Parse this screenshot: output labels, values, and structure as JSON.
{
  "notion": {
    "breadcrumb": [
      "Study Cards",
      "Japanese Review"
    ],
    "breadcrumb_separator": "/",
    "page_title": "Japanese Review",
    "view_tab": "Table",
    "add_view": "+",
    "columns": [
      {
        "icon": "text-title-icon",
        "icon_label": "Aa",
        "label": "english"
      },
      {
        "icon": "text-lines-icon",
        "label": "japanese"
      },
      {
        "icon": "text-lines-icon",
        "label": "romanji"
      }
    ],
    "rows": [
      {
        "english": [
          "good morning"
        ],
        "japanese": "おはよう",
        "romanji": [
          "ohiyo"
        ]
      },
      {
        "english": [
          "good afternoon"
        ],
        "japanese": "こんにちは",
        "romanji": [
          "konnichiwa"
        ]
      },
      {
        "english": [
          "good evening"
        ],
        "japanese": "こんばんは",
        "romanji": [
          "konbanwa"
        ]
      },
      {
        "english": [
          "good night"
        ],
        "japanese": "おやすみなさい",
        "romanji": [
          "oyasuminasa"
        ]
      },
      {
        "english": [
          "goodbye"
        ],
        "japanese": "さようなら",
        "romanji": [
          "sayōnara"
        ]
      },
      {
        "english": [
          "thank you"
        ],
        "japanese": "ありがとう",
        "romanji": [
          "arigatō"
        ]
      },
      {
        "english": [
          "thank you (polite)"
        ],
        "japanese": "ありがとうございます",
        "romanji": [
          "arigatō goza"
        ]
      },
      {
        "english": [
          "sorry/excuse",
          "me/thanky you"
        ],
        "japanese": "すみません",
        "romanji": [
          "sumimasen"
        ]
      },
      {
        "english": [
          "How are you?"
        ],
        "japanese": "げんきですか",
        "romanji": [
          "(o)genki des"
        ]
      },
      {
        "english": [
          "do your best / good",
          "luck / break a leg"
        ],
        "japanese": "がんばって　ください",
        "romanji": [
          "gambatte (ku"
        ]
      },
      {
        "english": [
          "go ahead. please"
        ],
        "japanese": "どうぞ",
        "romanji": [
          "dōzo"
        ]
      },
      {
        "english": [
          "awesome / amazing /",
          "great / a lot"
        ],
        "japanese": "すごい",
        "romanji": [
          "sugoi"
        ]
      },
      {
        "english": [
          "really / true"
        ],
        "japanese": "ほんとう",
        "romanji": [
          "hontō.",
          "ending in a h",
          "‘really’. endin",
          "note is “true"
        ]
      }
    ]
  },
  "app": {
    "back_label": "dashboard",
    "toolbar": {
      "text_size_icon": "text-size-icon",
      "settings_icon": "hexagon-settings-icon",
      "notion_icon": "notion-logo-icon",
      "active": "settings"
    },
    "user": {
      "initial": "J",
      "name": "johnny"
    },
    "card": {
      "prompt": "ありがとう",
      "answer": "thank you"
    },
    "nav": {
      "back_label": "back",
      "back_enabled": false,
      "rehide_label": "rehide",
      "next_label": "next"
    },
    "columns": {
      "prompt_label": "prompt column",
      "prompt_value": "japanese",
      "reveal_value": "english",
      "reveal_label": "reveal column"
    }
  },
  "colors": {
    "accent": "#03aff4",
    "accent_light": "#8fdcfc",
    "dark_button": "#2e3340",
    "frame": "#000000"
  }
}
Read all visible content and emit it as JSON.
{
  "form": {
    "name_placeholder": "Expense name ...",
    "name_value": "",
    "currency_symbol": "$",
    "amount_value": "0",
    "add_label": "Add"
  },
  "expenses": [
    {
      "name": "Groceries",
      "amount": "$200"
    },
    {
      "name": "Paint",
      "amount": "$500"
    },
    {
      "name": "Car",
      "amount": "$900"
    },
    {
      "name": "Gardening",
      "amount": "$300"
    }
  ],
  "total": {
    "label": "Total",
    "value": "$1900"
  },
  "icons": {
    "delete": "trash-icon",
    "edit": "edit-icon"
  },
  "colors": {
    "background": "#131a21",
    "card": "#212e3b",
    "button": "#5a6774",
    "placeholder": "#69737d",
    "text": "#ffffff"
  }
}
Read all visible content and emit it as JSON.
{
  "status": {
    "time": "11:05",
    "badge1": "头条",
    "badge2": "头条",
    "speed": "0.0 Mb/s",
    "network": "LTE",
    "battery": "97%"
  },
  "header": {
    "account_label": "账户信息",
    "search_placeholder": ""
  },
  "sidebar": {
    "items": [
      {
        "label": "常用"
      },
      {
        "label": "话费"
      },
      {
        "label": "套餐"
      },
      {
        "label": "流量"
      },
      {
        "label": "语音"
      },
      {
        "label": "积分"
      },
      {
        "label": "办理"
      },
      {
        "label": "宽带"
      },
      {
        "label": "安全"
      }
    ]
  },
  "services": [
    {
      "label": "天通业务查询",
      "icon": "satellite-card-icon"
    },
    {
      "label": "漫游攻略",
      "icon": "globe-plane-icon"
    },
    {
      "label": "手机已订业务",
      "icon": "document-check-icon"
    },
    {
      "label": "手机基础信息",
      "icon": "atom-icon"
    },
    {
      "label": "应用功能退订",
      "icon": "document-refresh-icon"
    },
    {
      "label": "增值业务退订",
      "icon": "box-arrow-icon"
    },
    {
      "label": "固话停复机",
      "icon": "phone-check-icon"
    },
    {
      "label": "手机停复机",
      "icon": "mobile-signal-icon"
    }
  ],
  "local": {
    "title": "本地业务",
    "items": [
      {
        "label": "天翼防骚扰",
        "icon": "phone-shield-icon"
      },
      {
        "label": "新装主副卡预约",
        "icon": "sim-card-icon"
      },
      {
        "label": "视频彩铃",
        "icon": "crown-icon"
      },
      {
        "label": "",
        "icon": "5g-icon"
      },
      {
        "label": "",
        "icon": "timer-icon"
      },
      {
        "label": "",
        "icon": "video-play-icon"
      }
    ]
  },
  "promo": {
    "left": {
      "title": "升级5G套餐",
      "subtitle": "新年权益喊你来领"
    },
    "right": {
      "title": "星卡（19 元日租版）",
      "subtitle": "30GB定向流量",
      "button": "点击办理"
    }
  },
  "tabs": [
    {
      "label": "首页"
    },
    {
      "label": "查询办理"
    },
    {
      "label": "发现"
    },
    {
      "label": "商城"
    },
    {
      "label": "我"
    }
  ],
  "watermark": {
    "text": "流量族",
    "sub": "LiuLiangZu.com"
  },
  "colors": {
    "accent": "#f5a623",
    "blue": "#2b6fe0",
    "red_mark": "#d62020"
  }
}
-.-.-
- Task brief
Write out every record shown above, word for word.

- Solution
Parse this screenshot: output labels, values, and structure as JSON.
{
  "notion": {
    "breadcrumb": [
      "Study Cards",
      "Japanese Review"
    ],
    "breadcrumb_separator": "/",
    "page_title": "Japanese Review",
    "view_tab": "Table",
    "add_view": "+",
    "columns": [
      {
        "icon": "text-title-icon",
        "icon_label": "Aa",
        "label": "english"
      },
      {
        "icon": "text-lines-icon",
        "label": "japanese"
      },
      {
        "icon": "text-lines-icon",
        "label": "romanji"
      }
    ],
    "rows": [
      {
        "english": [
          "good morning"
        ],
        "japanese": "おはよう",
        "romanji": [
          "ohiyo"
        ]
      },
      {
        "english": [
          "good afternoon"
        ],
        "japanese": "こんにちは",
        "romanji": [
          "konnichiwa"
        ]
      },
      {
        "english": [
          "good evening"
        ],
        "japanese": "こんばんは",
        "romanji": [
          "konbanwa"
        ]
      },
      {
        "english": [
          "good night"
        ],
        "japanese": "おやすみなさい",
        "romanji": [
          "oyasuminasa"
        ]
      },
      {
        "english": [
          "goodbye"
        ],
        "japanese": "さようなら",
        "romanji": [
          "sayōnara"
        ]
      },
      {
        "english": [
          "thank you"
        ],
        "japanese": "ありがとう",
        "romanji": [
          "arigatō"
        ]
      },
      {
        "english": [
          "thank you (polite)"
        ],
        "japanese": "ありがとうございます",
        "romanji": [
          "arigatō goza"
        ]
      },
      {
        "english": [
          "sorry/excuse",
          "me/thanky you"
        ],
        "japanese": "すみません",
        "romanji": [
          "sumimasen"
        ]
      },
      {
        "english": [
          "How are you?"
        ],
        "japanese": "げんきですか",
        "romanji": [
          "(o)genki des"
        ]
      },
      {
        "english": [
          "do your best / good",
          "luck / break a leg"
        ],
        "japanese": "がんばって　ください",
        "romanji": [
          "gambatte (ku"
        ]
      },
      {
        "english": [
          "go ahead. please"
        ],
        "japanese": "どうぞ",
        "romanji": [
          "dōzo"
        ]
      },
      {
        "english": [
          "awesome / amazing /",
          "great / a lot"
        ],
        "japanese": "すごい",
        "romanji": [
          "sugoi"
        ]
      },
      {
        "english": [
          "really / true"
        ],
        "japanese": "ほんとう",
        "romanji": [
          "hontō.",
          "ending in a h",
          "‘really’. endin",
          "note is “true"
        ]
      }
    ]
  },
  "app": {
    "back_label": "dashboard",
    "toolbar": {
      "text_size_icon": "text-size-icon",
      "settings_icon": "hexagon-settings-icon",
      "notion_icon": "notion-logo-icon",
      "active": "settings"
    },
    "user": {
      "initial": "J",
      "name": "johnny"
    },
    "card": {
      "prompt": "ありがとう",
      "answer": "thank you"
    },
    "nav": {
      "back_label": "back",
      "back_enabled": false,
      "rehide_label": "rehide",
      "next_label": "next"
    },
    "columns": {
      "prompt_label": "prompt column",
      "prompt_value": "japanese",
      "reveal_value": "english",
      "reveal_label": "reveal column"
    }
  },
  "colors": {
    "accent": "#03aff4",
    "accent_light": "#8fdcfc",
    "dark_button": "#2e3340",
    "frame": "#000000"
  }
}
Read all visible content and emit it as JSON.
{
  "form": {
    "name_placeholder": "Expense name ...",
    "name_value": "",
    "currency_symbol": "$",
    "amount_value": "0",
    "add_label": "Add"
  },
  "expenses": [
    {
      "name": "Groceries",
      "amount": "$200"
    },
    {
      "name": "Paint",
      "amount": "$500"
    },
    {
      "name": "Car",
      "amount": "$900"
    },
    {
      "name": "Gardening",
      "amount": "$300"
    }
  ],
  "total": {
    "label": "Total",
    "value": "$1900"
  },
  "icons": {
    "delete": "trash-icon",
    "edit": "edit-icon"
  },
  "colors": {
    "background": "#131a21",
    "card": "#212e3b",
    "button": "#5a6774",
    "placeholder": "#69737d",
    "text": "#ffffff"
  }
}
Read all visible content and emit it as JSON.
{
  "status": {
    "time": "11:05",
    "badge1": "头条",
    "badge2": "头条",
    "speed": "0.0 Mb/s",
    "network": "LTE",
    "battery": "97%"
  },
  "header": {
    "account_label": "账户信息",
    "search_placeholder": ""
  },
  "sidebar": {
    "items": [
      {
        "label": "常用"
      },
      {
        "label": "话费"
      },
      {
        "label": "套餐"
      },
      {
        "label": "流量"
      },
      {
        "label": "语音"
      },
      {
        "label": "积分"
      },
      {
        "label": "办理"
      },
      {
        "label": "宽带"
      },
      {
        "label": "安全"
      }
    ]
  },
  "services": [
    {
      "label": "天通业务查询",
      "icon": "satellite-card-icon"
    },
    {
      "label": "漫游攻略",
      "icon": "globe-plane-icon"
    },
    {
      "label": "手机已订业务",
      "icon": "document-check-icon"
    },
    {
      "label": "手机基础信息",
      "icon": "atom-icon"
    },
    {
      "label": "应用功能退订",
      "icon": "document-refresh-icon"
    },
    {
      "label": "增值业务退订",
      "icon": "box-arrow-icon"
    },
    {
      "label": "固话停复机",
      "icon": "phone-check-icon"
    },
    {
      "label": "手机停复机",
      "icon": "mobile-signal-icon"
    }
  ],
  "local": {
    "title": "本地业务",
    "items": [
      {
        "label": "天翼防骚扰",
        "icon": "phone-shield-icon"
      },
      {
        "label": "新装主副卡预约",
        "icon": "sim-card-icon"
      },
      {
        "label": "视频彩铃",
        "icon": "crown-icon"
      },
      {
        "label": "",
        "icon": "5g-icon"
      },
      {
        "label": "",
        "icon": "timer-icon"
      },
      {
        "label": "",
        "icon": "video-play-icon"
      }
    ]
  },
  "promo": {
    "left": {
      "title": "升级5G套餐",
      "subtitle": "新年权益喊你来领"
    },
    "right": {
      "title": "星卡（19 元日租版）",
      "subtitle": "30GB定向流量",
      "button": "点击办理"
    }
  },
  "tabs": [
    {
      "label": "首页"
    },
    {
      "label": "查询办理"
    },
    {
      "label": "发现"
    },
    {
      "label": "商城"
    },
    {
      "label": "我"
    }
  ],
  "watermark": {
    "text": "流量族",
    "sub": "LiuLiangZu.com"
  },
  "colors": {
    "accent": "#f5a623",
    "blue": "#2b6fe0",
    "red_mark": "#d62020"
  }
}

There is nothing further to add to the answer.